--- START OF Task input ---

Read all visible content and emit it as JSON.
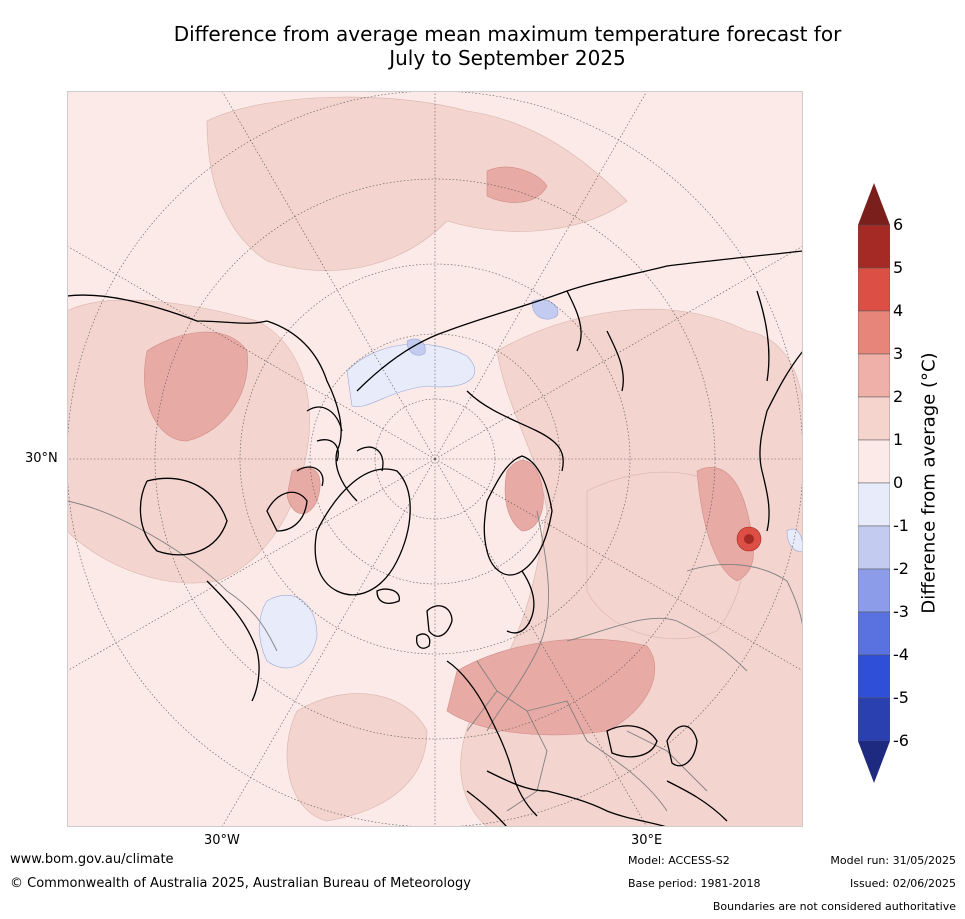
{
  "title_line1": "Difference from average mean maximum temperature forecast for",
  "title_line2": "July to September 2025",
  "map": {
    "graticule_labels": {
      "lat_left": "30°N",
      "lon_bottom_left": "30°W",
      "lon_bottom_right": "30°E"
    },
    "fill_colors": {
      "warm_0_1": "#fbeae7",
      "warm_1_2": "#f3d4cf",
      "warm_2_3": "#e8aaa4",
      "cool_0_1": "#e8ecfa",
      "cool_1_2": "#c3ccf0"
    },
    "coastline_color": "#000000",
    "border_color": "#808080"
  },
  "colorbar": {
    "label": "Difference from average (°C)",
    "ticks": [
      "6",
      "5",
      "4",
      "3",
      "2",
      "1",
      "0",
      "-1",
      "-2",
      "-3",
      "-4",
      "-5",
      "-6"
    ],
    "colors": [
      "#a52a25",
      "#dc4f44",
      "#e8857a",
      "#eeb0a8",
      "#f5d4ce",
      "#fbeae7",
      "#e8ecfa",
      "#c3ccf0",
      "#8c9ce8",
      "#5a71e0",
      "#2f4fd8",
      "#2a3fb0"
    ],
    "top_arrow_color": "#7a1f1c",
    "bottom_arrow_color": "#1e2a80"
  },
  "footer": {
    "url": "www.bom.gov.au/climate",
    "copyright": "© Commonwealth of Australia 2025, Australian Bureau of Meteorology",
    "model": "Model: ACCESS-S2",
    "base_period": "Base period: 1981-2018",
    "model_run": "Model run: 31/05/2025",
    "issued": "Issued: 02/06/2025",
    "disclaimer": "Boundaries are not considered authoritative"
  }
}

--- END OF Task input ---
--- START OF Task input ---

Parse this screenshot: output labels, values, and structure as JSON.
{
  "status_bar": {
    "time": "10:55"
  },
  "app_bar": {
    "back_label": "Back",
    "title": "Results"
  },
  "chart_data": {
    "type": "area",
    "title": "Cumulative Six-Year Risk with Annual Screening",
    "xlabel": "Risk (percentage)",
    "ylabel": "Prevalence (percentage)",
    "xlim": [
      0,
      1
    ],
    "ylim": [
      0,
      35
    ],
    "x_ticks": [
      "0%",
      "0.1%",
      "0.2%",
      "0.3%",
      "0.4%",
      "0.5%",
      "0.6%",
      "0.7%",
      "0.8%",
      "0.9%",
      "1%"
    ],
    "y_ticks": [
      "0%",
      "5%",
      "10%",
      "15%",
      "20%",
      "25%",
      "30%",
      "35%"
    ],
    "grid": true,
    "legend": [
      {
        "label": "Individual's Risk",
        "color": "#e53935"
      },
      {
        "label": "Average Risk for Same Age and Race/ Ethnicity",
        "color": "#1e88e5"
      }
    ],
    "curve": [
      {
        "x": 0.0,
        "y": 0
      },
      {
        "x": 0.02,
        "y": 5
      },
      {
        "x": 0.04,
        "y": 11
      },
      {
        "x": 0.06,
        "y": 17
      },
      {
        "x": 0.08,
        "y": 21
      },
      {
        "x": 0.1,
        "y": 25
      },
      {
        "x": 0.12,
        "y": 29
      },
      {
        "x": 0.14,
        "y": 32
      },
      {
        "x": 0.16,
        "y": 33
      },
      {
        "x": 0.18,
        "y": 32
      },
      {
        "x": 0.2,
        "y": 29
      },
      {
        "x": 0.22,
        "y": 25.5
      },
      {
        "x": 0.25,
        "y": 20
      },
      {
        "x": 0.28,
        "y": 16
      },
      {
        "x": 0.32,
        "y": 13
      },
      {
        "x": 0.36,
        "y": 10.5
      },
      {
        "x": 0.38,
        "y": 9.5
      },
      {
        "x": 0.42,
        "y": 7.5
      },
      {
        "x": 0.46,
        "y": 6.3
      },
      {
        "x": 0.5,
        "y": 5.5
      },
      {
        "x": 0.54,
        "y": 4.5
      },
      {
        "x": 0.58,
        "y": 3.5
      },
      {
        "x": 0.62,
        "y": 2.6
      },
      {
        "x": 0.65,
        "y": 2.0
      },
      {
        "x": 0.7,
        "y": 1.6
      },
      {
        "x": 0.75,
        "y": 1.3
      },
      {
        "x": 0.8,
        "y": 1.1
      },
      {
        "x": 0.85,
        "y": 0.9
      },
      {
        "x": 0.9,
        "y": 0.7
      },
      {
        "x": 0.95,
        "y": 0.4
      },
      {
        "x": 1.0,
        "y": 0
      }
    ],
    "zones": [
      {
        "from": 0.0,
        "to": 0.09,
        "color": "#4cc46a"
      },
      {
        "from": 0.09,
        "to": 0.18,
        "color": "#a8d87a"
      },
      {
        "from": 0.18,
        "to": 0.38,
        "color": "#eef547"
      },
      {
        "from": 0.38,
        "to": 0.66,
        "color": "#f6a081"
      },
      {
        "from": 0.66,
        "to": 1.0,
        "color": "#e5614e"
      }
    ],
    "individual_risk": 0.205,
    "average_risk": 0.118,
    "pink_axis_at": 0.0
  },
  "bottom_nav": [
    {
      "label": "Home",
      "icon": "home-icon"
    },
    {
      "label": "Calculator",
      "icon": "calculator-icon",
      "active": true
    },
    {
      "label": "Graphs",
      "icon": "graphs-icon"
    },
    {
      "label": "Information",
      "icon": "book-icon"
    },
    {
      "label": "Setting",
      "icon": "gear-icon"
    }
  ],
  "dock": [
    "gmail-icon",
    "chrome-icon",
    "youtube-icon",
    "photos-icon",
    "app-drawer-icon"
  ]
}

--- END OF Task input ---

The task ::
Scan the data for the word "percentage" and copy every line where it shows up.

Solution for this problem ::
    "xlabel": "Risk (percentage)",
    "ylabel": "Prevalence (percentage)",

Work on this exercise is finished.